Stated exercise: Transcribe the records below in full; pictures stay out of the copy.

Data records
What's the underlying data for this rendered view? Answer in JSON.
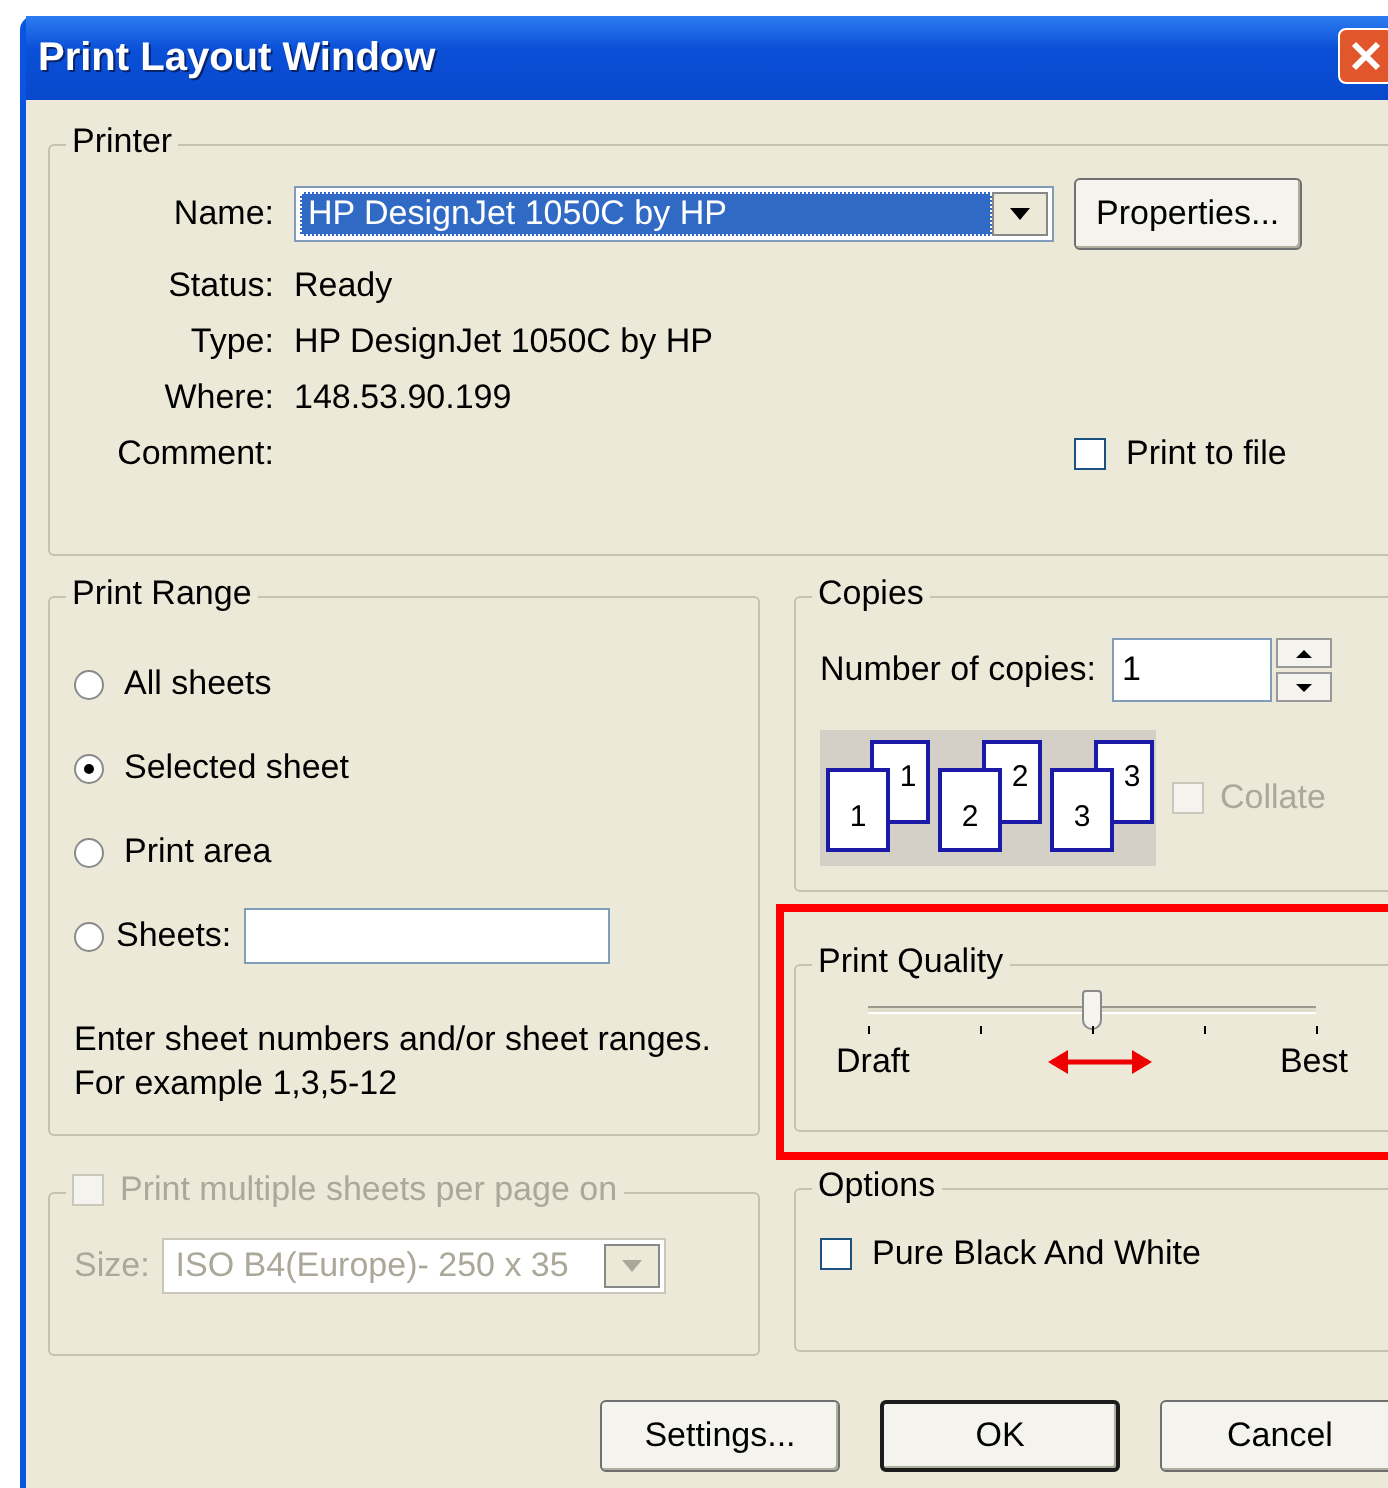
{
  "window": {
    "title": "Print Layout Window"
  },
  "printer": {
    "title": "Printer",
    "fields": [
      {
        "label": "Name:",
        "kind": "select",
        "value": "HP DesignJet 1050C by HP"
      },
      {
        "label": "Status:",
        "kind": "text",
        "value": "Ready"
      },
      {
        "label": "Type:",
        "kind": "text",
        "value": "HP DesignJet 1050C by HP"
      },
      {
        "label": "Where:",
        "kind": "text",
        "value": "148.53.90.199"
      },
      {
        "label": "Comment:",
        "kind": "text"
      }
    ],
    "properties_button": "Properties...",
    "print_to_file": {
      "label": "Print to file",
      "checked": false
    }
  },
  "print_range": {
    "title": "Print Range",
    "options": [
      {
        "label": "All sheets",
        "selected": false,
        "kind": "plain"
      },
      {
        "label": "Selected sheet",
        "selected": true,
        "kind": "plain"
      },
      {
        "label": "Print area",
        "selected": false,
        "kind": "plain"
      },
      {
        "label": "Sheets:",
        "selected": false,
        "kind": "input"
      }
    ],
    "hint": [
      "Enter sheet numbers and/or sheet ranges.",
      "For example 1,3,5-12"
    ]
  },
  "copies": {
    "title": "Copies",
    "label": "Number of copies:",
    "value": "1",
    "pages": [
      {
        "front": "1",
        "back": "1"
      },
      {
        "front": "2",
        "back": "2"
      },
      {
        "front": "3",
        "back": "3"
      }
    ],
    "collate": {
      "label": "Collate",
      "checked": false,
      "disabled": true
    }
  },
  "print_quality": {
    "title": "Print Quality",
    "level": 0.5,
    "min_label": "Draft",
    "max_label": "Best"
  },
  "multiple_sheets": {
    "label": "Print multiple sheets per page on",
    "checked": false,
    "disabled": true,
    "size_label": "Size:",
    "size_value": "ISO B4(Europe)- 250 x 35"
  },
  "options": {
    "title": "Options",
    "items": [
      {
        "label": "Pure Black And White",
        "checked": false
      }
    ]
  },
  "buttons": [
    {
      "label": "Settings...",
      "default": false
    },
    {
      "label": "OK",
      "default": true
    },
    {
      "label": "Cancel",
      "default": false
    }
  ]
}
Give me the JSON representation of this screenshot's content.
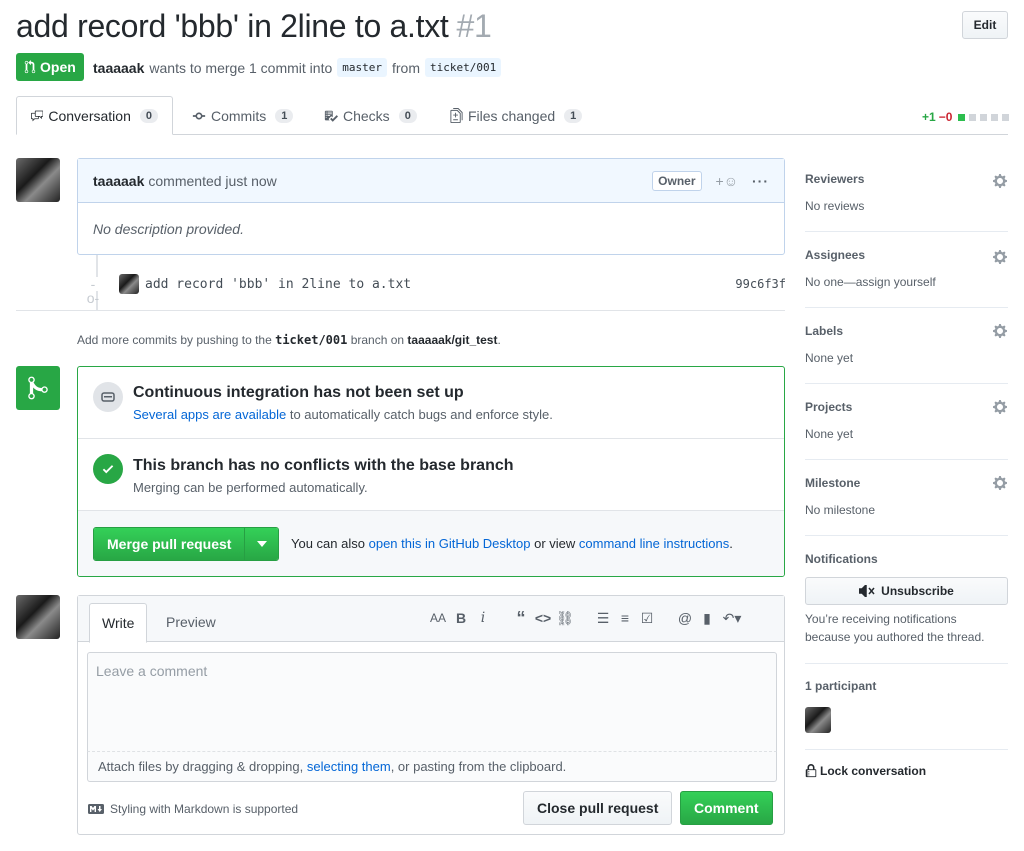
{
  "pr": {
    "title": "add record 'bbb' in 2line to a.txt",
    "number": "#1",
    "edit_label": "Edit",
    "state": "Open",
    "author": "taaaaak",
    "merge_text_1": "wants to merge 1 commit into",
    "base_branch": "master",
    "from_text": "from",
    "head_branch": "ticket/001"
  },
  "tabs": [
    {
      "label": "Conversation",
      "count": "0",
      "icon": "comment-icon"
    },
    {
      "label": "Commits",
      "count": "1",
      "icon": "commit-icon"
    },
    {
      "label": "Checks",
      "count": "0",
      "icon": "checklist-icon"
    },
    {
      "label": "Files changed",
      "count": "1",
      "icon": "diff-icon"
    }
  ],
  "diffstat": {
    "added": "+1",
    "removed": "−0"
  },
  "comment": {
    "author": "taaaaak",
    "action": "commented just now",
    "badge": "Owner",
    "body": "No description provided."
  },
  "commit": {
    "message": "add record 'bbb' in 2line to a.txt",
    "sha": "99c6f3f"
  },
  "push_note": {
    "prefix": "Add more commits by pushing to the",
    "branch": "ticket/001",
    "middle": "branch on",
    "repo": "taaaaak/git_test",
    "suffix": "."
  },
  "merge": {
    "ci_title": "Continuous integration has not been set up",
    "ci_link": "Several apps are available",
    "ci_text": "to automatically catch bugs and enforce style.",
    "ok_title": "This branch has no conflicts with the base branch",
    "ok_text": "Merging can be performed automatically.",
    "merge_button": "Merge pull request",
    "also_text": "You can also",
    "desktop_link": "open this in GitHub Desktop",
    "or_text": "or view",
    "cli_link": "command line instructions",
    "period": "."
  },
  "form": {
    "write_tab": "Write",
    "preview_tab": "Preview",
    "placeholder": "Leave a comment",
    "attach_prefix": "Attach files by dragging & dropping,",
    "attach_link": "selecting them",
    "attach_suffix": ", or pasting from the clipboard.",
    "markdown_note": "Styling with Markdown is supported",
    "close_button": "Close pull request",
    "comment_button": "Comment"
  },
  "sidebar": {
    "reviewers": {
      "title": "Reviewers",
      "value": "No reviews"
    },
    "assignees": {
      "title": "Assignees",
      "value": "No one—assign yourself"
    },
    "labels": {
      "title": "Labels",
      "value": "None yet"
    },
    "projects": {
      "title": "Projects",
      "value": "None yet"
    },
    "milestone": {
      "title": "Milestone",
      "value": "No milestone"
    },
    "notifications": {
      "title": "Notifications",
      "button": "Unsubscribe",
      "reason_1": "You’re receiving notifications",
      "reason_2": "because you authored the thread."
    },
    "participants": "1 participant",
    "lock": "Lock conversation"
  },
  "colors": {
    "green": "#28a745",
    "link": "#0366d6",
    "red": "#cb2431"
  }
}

Problem solution:
What's the underlying data for this rendered view? Answer in JSON.
{
  "window": {
    "title": "Print Layout Window"
  },
  "printer": {
    "title": "Printer",
    "fields": [
      {
        "label": "Name:",
        "kind": "select",
        "value": "HP DesignJet 1050C by HP"
      },
      {
        "label": "Status:",
        "kind": "text",
        "value": "Ready"
      },
      {
        "label": "Type:",
        "kind": "text",
        "value": "HP DesignJet 1050C by HP"
      },
      {
        "label": "Where:",
        "kind": "text",
        "value": "148.53.90.199"
      },
      {
        "label": "Comment:",
        "kind": "text"
      }
    ],
    "properties_button": "Properties...",
    "print_to_file": {
      "label": "Print to file",
      "checked": false
    }
  },
  "print_range": {
    "title": "Print Range",
    "options": [
      {
        "label": "All sheets",
        "selected": false,
        "kind": "plain"
      },
      {
        "label": "Selected sheet",
        "selected": true,
        "kind": "plain"
      },
      {
        "label": "Print area",
        "selected": false,
        "kind": "plain"
      },
      {
        "label": "Sheets:",
        "selected": false,
        "kind": "input"
      }
    ],
    "hint": [
      "Enter sheet numbers and/or sheet ranges.",
      "For example 1,3,5-12"
    ]
  },
  "copies": {
    "title": "Copies",
    "label": "Number of copies:",
    "value": "1",
    "pages": [
      {
        "front": "1",
        "back": "1"
      },
      {
        "front": "2",
        "back": "2"
      },
      {
        "front": "3",
        "back": "3"
      }
    ],
    "collate": {
      "label": "Collate",
      "checked": false,
      "disabled": true
    }
  },
  "print_quality": {
    "title": "Print Quality",
    "level": 0.5,
    "min_label": "Draft",
    "max_label": "Best"
  },
  "multiple_sheets": {
    "label": "Print multiple sheets per page on",
    "checked": false,
    "disabled": true,
    "size_label": "Size:",
    "size_value": "ISO B4(Europe)- 250 x 35"
  },
  "options": {
    "title": "Options",
    "items": [
      {
        "label": "Pure Black And White",
        "checked": false
      }
    ]
  },
  "buttons": [
    {
      "label": "Settings...",
      "default": false
    },
    {
      "label": "OK",
      "default": true
    },
    {
      "label": "Cancel",
      "default": false
    }
  ]
}
Give me the JSON representation of this screenshot's content.
{
  "pr": {
    "title": "add record 'bbb' in 2line to a.txt",
    "number": "#1",
    "edit_label": "Edit",
    "state": "Open",
    "author": "taaaaak",
    "merge_text_1": "wants to merge 1 commit into",
    "base_branch": "master",
    "from_text": "from",
    "head_branch": "ticket/001"
  },
  "tabs": [
    {
      "label": "Conversation",
      "count": "0",
      "icon": "comment-icon"
    },
    {
      "label": "Commits",
      "count": "1",
      "icon": "commit-icon"
    },
    {
      "label": "Checks",
      "count": "0",
      "icon": "checklist-icon"
    },
    {
      "label": "Files changed",
      "count": "1",
      "icon": "diff-icon"
    }
  ],
  "diffstat": {
    "added": "+1",
    "removed": "−0"
  },
  "comment": {
    "author": "taaaaak",
    "action": "commented just now",
    "badge": "Owner",
    "body": "No description provided."
  },
  "commit": {
    "message": "add record 'bbb' in 2line to a.txt",
    "sha": "99c6f3f"
  },
  "push_note": {
    "prefix": "Add more commits by pushing to the",
    "branch": "ticket/001",
    "middle": "branch on",
    "repo": "taaaaak/git_test",
    "suffix": "."
  },
  "merge": {
    "ci_title": "Continuous integration has not been set up",
    "ci_link": "Several apps are available",
    "ci_text": "to automatically catch bugs and enforce style.",
    "ok_title": "This branch has no conflicts with the base branch",
    "ok_text": "Merging can be performed automatically.",
    "merge_button": "Merge pull request",
    "also_text": "You can also",
    "desktop_link": "open this in GitHub Desktop",
    "or_text": "or view",
    "cli_link": "command line instructions",
    "period": "."
  },
  "form": {
    "write_tab": "Write",
    "preview_tab": "Preview",
    "placeholder": "Leave a comment",
    "attach_prefix": "Attach files by dragging & dropping,",
    "attach_link": "selecting them",
    "attach_suffix": ", or pasting from the clipboard.",
    "markdown_note": "Styling with Markdown is supported",
    "close_button": "Close pull request",
    "comment_button": "Comment"
  },
  "sidebar": {
    "reviewers": {
      "title": "Reviewers",
      "value": "No reviews"
    },
    "assignees": {
      "title": "Assignees",
      "value": "No one—assign yourself"
    },
    "labels": {
      "title": "Labels",
      "value": "None yet"
    },
    "projects": {
      "title": "Projects",
      "value": "None yet"
    },
    "milestone": {
      "title": "Milestone",
      "value": "No milestone"
    },
    "notifications": {
      "title": "Notifications",
      "button": "Unsubscribe",
      "reason_1": "You’re receiving notifications",
      "reason_2": "because you authored the thread."
    },
    "participants": "1 participant",
    "lock": "Lock conversation"
  },
  "colors": {
    "green": "#28a745",
    "link": "#0366d6",
    "red": "#cb2431"
  }
}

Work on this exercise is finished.